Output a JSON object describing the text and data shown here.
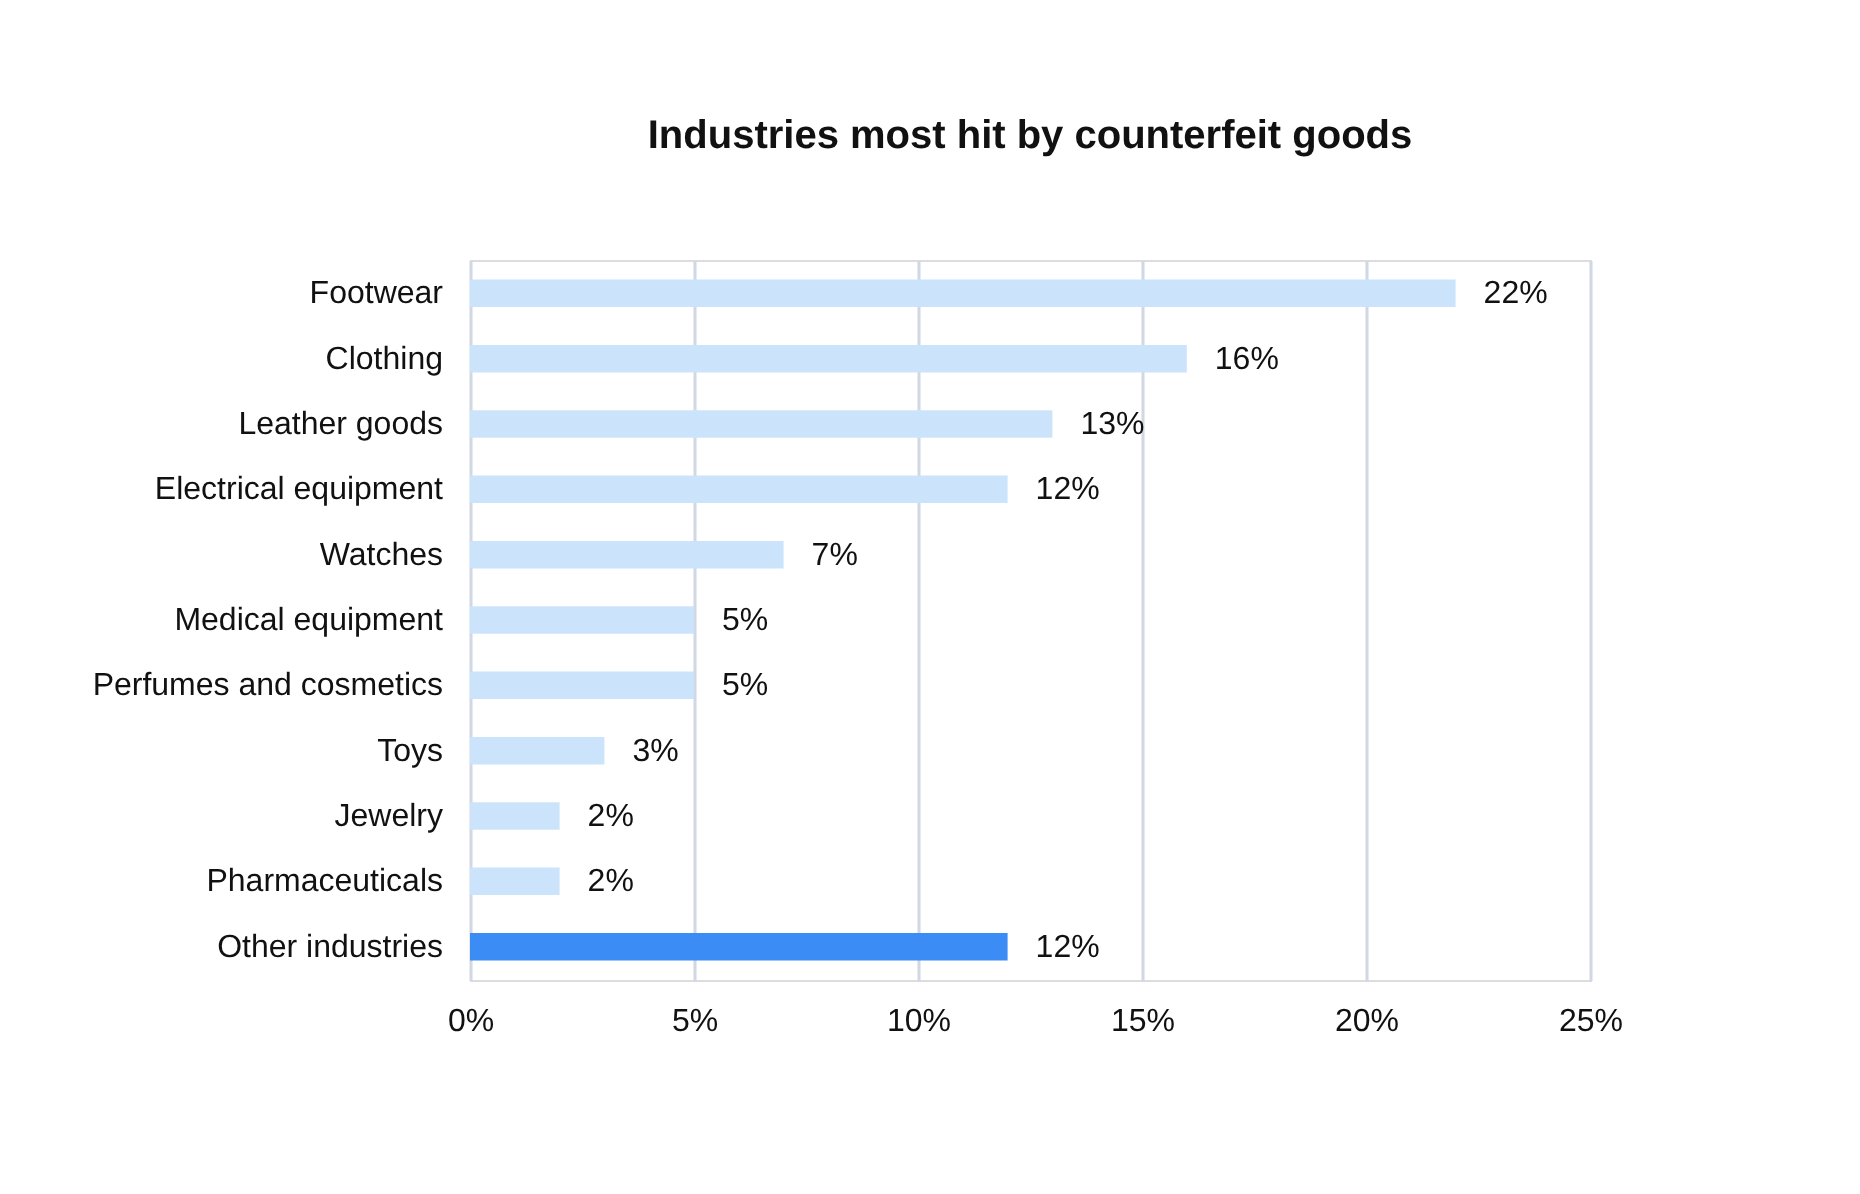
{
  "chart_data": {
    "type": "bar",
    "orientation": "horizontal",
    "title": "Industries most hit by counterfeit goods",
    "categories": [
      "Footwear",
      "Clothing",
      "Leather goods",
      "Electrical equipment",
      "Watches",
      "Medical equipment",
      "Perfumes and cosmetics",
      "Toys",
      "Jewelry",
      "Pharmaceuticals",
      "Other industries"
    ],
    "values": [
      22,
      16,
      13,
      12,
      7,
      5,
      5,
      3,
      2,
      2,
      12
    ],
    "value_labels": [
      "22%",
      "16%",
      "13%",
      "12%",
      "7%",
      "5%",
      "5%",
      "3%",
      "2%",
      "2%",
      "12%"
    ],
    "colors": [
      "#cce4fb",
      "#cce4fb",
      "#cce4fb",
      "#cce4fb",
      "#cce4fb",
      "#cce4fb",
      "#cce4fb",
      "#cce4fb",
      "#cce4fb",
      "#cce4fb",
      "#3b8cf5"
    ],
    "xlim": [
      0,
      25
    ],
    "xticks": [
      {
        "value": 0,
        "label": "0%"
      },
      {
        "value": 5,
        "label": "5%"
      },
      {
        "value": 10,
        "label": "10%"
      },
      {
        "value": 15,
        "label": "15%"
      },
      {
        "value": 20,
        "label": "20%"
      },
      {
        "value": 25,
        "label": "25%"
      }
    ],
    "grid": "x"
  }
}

...

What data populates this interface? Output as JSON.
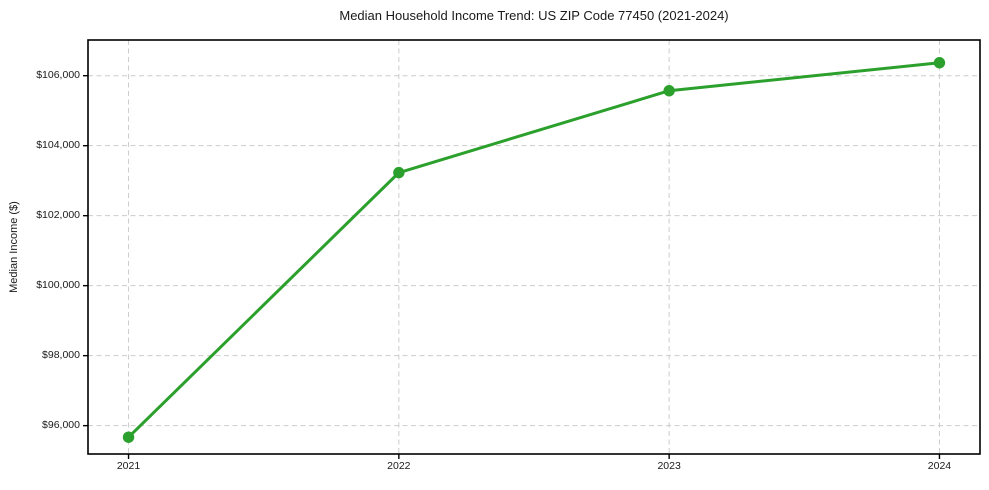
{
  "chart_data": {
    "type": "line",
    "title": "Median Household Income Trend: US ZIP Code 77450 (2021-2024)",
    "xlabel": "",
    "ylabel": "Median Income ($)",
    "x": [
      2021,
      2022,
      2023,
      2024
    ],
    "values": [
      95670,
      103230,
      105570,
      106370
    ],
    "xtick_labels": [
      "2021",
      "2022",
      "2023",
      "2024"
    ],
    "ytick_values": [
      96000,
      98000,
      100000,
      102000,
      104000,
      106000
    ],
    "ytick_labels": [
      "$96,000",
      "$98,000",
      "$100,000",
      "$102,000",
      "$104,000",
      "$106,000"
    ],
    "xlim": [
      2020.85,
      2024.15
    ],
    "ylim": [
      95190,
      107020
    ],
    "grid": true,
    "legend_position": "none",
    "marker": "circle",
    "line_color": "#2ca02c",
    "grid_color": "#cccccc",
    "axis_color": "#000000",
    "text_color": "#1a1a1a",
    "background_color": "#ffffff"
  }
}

==

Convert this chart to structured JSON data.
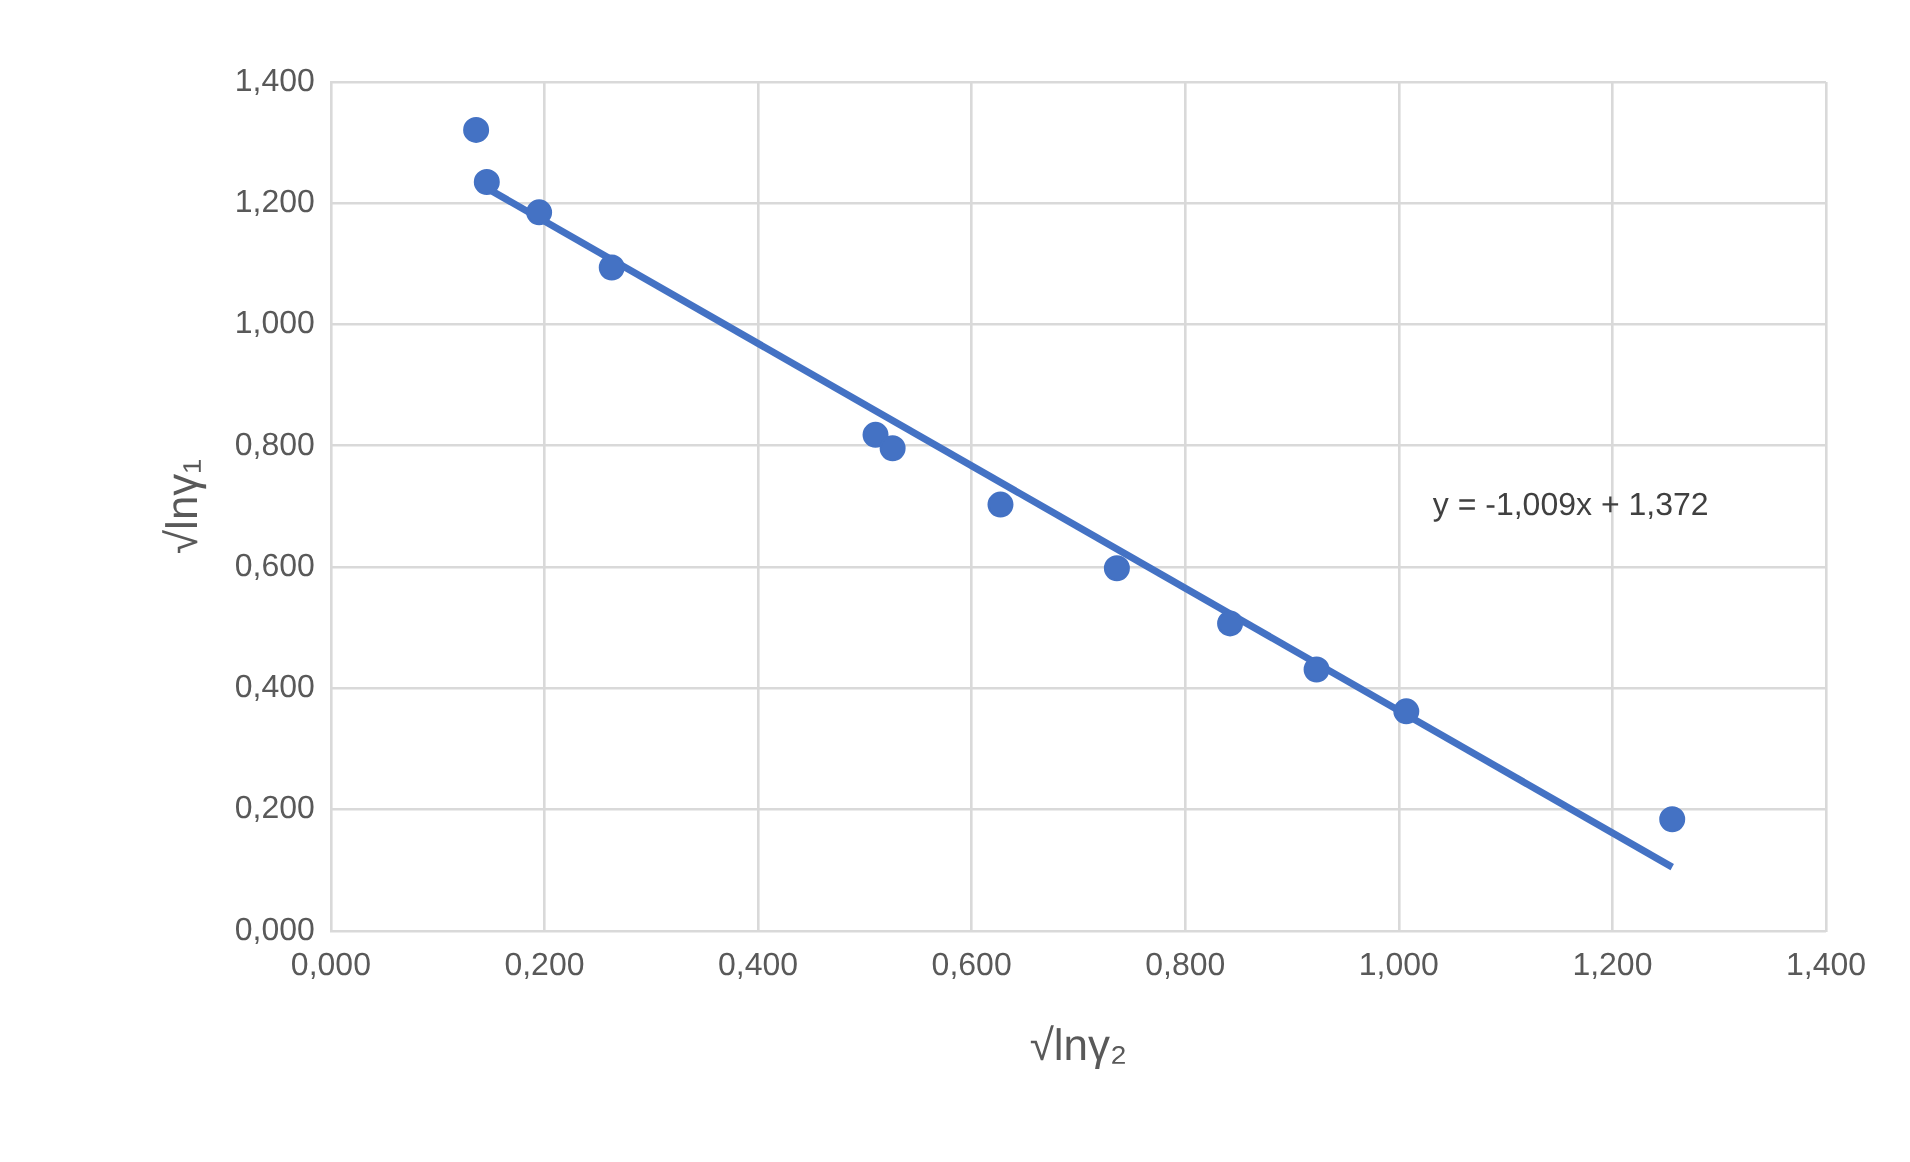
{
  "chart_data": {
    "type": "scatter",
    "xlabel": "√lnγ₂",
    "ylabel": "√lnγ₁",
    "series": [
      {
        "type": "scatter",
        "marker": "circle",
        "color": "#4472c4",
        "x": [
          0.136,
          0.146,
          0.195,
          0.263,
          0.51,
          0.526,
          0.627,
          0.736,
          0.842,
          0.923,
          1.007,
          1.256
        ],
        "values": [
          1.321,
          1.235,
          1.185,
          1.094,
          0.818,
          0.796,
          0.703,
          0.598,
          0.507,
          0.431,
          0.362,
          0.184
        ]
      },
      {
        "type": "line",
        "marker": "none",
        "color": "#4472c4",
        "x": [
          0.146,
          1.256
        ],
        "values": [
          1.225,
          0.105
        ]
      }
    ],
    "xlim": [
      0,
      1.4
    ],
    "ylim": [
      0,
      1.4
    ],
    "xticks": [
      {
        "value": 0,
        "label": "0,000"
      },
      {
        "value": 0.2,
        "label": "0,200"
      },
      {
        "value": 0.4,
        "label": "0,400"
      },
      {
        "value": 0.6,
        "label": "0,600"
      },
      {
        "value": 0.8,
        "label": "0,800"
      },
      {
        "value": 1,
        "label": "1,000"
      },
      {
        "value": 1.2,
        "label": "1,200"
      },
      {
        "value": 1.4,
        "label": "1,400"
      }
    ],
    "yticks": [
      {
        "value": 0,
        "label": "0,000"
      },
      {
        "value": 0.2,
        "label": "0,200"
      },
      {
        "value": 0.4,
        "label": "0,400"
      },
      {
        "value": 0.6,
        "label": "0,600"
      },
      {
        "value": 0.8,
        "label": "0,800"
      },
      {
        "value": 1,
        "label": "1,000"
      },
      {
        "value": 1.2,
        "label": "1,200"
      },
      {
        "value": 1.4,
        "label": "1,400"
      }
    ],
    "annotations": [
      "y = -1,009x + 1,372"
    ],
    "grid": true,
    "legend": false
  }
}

TASK: For each line of the entries that includes "Output", show that line.

ANSWER TO THIS PROBLEM:
Output a JSON object describing the text and data shown here.
What data populates this interface? Output as JSON.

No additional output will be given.